**TASK DETAILS**
State how many lines include "this", giving the number by itself.

Dataset items
········
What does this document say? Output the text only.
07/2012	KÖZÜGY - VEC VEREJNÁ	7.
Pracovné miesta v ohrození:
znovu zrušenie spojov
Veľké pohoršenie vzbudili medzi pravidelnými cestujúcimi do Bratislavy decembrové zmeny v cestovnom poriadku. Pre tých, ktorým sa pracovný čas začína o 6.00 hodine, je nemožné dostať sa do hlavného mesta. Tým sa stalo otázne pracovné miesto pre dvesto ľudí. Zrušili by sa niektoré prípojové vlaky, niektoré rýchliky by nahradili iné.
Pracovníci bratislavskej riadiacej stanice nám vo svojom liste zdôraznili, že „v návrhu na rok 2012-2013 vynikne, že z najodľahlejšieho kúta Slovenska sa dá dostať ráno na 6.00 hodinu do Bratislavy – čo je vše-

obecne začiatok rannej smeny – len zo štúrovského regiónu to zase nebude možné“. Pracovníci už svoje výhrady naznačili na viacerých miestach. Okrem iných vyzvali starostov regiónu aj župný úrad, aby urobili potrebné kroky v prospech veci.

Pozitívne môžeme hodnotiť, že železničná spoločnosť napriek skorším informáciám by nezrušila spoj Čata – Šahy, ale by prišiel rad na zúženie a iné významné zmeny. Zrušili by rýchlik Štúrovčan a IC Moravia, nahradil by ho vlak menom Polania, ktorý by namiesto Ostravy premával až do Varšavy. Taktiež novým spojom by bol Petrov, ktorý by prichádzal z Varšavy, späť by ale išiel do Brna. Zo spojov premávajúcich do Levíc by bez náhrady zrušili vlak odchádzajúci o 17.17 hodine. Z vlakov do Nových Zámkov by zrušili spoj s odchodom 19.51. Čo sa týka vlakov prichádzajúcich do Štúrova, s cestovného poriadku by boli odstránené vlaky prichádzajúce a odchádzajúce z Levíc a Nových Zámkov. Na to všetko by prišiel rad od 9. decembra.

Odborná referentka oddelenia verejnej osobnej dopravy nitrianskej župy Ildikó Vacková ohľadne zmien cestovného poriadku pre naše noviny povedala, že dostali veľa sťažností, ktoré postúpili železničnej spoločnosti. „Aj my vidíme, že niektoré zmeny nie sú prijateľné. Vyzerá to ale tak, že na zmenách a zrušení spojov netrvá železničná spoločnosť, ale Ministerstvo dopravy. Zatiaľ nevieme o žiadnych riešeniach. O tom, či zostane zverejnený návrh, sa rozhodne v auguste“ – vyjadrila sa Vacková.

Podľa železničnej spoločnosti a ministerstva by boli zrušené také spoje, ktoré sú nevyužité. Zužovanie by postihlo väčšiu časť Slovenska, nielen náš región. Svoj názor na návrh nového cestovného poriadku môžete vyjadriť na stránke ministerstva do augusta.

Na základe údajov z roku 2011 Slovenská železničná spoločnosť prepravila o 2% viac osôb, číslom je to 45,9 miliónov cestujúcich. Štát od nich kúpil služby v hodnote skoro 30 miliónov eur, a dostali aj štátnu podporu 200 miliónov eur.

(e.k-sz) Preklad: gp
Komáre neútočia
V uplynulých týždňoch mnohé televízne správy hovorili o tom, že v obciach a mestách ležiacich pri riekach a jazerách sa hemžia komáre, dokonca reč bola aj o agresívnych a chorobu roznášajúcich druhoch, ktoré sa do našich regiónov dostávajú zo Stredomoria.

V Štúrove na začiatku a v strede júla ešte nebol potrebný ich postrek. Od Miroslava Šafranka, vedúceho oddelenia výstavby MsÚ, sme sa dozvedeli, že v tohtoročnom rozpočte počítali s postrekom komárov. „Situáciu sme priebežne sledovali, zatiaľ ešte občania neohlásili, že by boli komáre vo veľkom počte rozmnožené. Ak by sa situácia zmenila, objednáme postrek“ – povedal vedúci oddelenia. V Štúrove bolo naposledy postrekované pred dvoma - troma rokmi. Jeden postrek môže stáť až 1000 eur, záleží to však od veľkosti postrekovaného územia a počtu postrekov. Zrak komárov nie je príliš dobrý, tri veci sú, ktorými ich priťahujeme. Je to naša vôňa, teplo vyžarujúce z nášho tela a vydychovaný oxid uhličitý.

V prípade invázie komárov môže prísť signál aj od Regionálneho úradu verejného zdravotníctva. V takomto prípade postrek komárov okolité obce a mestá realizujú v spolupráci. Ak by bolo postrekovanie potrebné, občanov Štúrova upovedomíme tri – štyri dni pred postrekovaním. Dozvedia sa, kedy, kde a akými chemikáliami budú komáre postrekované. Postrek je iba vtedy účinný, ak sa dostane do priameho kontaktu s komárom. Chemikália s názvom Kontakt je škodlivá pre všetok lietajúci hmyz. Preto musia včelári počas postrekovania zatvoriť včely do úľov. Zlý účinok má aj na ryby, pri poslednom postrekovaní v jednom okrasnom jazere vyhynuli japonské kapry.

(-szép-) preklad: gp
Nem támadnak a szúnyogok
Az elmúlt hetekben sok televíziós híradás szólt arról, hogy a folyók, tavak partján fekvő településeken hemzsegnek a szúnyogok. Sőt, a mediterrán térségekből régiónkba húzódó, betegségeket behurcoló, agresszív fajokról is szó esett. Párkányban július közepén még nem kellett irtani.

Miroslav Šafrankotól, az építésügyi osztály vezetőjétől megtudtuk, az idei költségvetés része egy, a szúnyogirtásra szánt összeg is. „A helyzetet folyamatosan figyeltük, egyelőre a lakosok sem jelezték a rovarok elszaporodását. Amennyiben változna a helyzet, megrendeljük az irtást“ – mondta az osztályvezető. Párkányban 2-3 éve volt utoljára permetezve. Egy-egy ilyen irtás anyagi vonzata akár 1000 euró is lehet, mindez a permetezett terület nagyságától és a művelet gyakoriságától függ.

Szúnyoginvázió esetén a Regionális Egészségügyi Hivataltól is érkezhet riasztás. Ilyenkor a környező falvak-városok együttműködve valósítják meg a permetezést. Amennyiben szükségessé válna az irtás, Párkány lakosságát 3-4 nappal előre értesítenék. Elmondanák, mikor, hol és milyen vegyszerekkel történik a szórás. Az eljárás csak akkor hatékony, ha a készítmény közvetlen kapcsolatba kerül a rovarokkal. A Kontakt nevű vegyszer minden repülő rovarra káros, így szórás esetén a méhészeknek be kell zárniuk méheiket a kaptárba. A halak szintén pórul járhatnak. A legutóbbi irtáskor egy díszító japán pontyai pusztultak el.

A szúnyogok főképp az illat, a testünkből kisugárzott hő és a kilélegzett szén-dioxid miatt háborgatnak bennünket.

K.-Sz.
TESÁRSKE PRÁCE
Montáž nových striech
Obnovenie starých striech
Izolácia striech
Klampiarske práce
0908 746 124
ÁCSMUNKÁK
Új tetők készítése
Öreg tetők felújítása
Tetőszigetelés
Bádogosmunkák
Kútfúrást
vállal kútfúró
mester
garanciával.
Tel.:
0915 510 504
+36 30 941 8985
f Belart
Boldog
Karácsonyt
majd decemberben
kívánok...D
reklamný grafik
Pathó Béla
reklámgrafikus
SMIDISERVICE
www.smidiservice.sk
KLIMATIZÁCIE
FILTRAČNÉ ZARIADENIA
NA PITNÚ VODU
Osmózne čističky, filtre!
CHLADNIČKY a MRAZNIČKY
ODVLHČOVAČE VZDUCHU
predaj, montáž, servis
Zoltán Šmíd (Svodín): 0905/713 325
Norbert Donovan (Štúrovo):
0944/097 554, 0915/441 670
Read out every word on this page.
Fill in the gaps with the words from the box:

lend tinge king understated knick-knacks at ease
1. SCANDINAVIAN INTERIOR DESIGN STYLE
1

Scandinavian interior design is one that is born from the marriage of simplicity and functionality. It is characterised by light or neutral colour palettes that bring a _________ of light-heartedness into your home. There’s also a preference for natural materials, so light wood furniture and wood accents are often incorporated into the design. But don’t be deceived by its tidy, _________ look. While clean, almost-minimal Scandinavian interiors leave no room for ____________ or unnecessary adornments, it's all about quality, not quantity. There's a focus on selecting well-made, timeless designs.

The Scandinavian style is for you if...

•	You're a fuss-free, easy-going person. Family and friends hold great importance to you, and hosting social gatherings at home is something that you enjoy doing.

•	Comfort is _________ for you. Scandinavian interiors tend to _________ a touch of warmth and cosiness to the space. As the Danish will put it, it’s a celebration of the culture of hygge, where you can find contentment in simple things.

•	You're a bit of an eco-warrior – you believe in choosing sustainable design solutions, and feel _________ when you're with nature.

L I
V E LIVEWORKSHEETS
········
**RESPONSE**
2